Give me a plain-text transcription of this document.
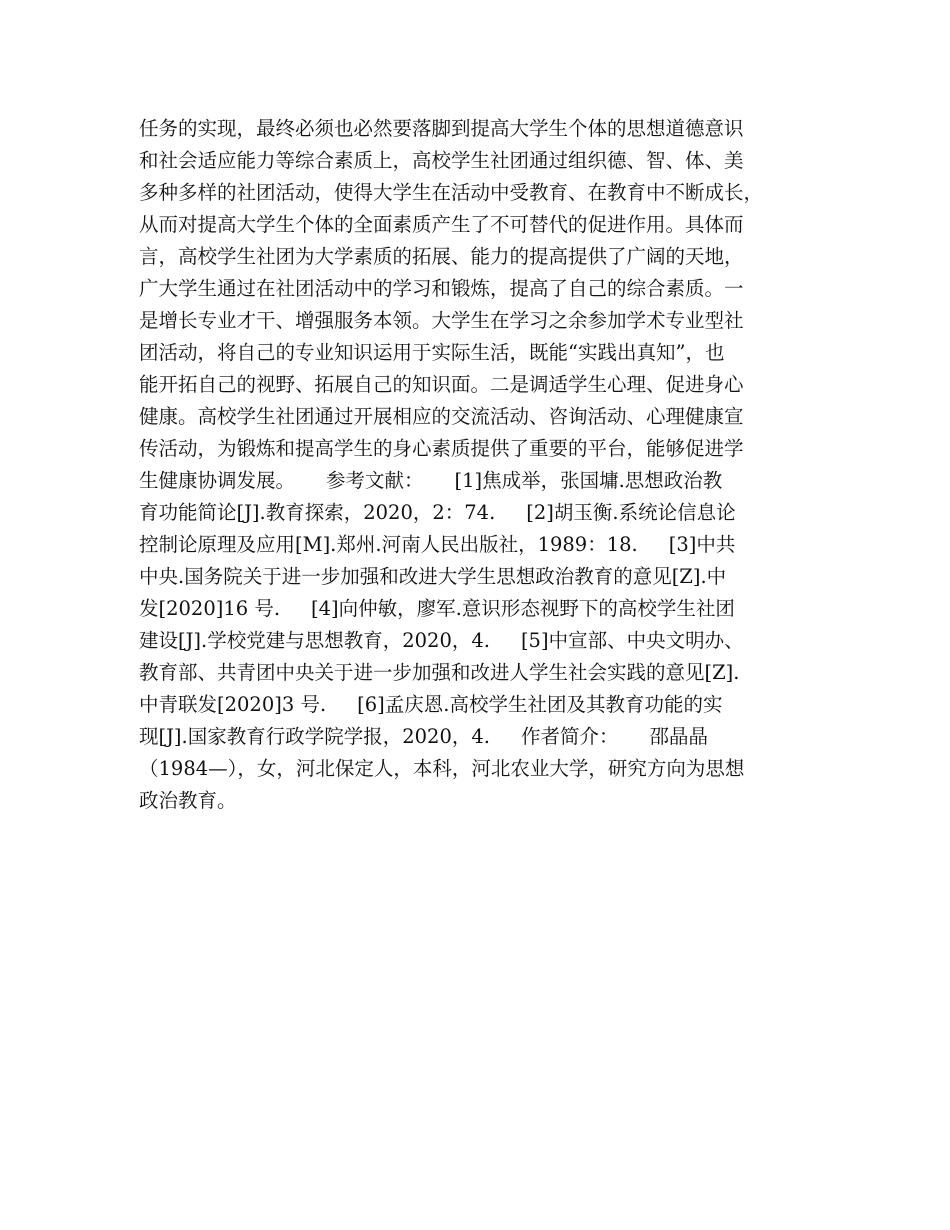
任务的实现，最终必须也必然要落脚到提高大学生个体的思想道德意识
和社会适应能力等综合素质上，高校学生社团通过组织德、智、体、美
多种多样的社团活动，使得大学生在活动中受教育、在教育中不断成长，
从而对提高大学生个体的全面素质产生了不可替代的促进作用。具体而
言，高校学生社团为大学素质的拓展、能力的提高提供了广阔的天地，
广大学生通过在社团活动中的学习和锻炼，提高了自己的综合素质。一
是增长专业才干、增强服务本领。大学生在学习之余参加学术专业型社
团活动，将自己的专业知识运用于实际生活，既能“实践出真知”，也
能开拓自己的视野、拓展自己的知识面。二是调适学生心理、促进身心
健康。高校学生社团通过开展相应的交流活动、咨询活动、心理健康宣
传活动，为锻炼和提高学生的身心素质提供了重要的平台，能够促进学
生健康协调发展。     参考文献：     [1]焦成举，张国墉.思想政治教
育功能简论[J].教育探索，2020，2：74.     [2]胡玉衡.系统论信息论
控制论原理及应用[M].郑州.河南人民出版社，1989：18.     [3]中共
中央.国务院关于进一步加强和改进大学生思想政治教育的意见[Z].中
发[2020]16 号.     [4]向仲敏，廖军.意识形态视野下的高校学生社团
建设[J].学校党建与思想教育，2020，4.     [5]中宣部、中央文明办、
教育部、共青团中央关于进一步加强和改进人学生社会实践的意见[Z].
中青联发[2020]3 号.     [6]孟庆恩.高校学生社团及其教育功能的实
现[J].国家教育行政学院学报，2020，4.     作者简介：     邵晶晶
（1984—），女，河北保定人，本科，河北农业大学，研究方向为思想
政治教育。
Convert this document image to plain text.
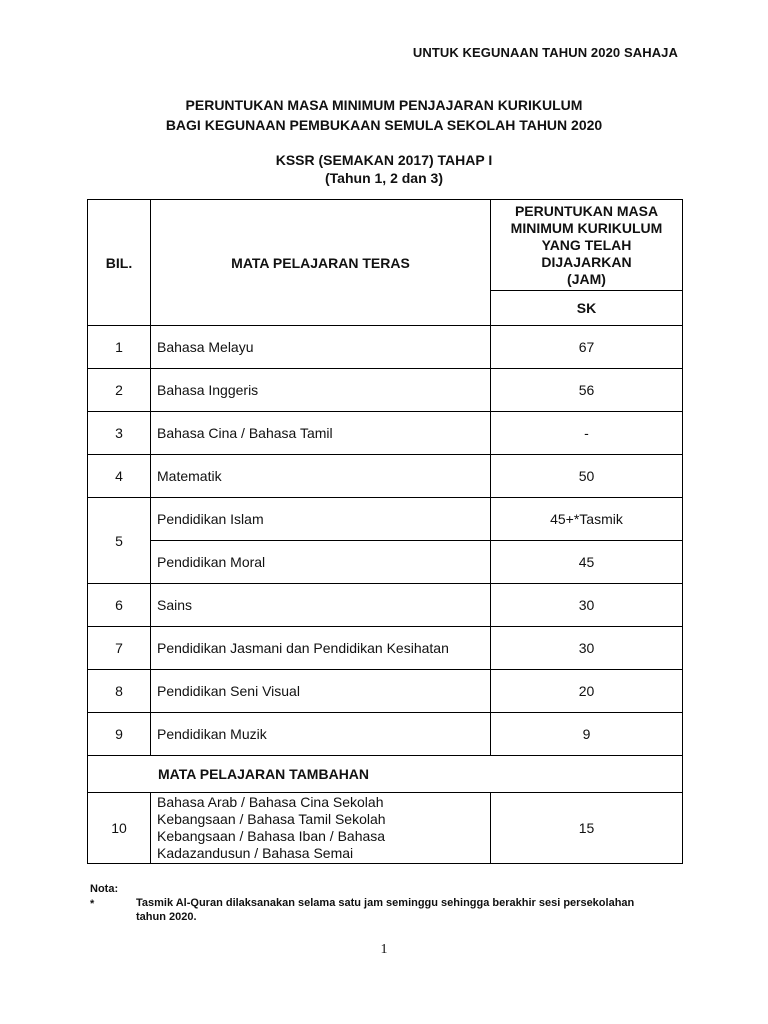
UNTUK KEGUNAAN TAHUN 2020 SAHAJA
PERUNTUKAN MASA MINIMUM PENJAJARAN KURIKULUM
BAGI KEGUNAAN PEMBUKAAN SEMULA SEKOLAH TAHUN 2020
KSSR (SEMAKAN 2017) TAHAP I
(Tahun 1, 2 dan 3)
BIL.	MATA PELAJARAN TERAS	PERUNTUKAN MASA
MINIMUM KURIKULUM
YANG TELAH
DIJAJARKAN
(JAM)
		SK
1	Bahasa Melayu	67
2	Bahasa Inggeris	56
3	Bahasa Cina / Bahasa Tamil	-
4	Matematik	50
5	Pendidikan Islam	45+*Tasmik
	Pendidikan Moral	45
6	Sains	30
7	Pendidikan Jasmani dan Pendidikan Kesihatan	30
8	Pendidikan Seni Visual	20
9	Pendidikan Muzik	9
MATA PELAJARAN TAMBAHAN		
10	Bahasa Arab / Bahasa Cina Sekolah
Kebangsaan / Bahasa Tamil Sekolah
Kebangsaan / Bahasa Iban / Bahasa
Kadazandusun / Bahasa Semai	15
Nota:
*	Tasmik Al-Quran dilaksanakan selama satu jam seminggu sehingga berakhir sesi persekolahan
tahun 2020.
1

_What to do_
Repeat the listing in full and exactly. Do not include any images.

_Written answer_
Give me a plain-text transcription of this document.
任务的实现，最终必须也必然要落脚到提高大学生个体的思想道德意识
和社会适应能力等综合素质上，高校学生社团通过组织德、智、体、美
多种多样的社团活动，使得大学生在活动中受教育、在教育中不断成长，
从而对提高大学生个体的全面素质产生了不可替代的促进作用。具体而
言，高校学生社团为大学素质的拓展、能力的提高提供了广阔的天地，
广大学生通过在社团活动中的学习和锻炼，提高了自己的综合素质。一
是增长专业才干、增强服务本领。大学生在学习之余参加学术专业型社
团活动，将自己的专业知识运用于实际生活，既能“实践出真知”，也
能开拓自己的视野、拓展自己的知识面。二是调适学生心理、促进身心
健康。高校学生社团通过开展相应的交流活动、咨询活动、心理健康宣
传活动，为锻炼和提高学生的身心素质提供了重要的平台，能够促进学
生健康协调发展。     参考文献：     [1]焦成举，张国墉.思想政治教
育功能简论[J].教育探索，2020，2：74.     [2]胡玉衡.系统论信息论
控制论原理及应用[M].郑州.河南人民出版社，1989：18.     [3]中共
中央.国务院关于进一步加强和改进大学生思想政治教育的意见[Z].中
发[2020]16 号.     [4]向仲敏，廖军.意识形态视野下的高校学生社团
建设[J].学校党建与思想教育，2020，4.     [5]中宣部、中央文明办、
教育部、共青团中央关于进一步加强和改进人学生社会实践的意见[Z].
中青联发[2020]3 号.     [6]孟庆恩.高校学生社团及其教育功能的实
现[J].国家教育行政学院学报，2020，4.     作者简介：     邵晶晶
（1984—），女，河北保定人，本科，河北农业大学，研究方向为思想
政治教育。
Convert this document image to plain text.
UNTUK KEGUNAAN TAHUN 2020 SAHAJA
PERUNTUKAN MASA MINIMUM PENJAJARAN KURIKULUM
BAGI KEGUNAAN PEMBUKAAN SEMULA SEKOLAH TAHUN 2020
KSSR (SEMAKAN 2017) TAHAP I
(Tahun 1, 2 dan 3)
BIL.	MATA PELAJARAN TERAS	PERUNTUKAN MASA
MINIMUM KURIKULUM
YANG TELAH
DIJAJARKAN
(JAM)
		SK
1	Bahasa Melayu	67
2	Bahasa Inggeris	56
3	Bahasa Cina / Bahasa Tamil	-
4	Matematik	50
5	Pendidikan Islam	45+*Tasmik
	Pendidikan Moral	45
6	Sains	30
7	Pendidikan Jasmani dan Pendidikan Kesihatan	30
8	Pendidikan Seni Visual	20
9	Pendidikan Muzik	9
MATA PELAJARAN TAMBAHAN		
10	Bahasa Arab / Bahasa Cina Sekolah
Kebangsaan / Bahasa Tamil Sekolah
Kebangsaan / Bahasa Iban / Bahasa
Kadazandusun / Bahasa Semai	15
Nota:
*	Tasmik Al-Quran dilaksanakan selama satu jam seminggu sehingga berakhir sesi persekolahan
tahun 2020.
1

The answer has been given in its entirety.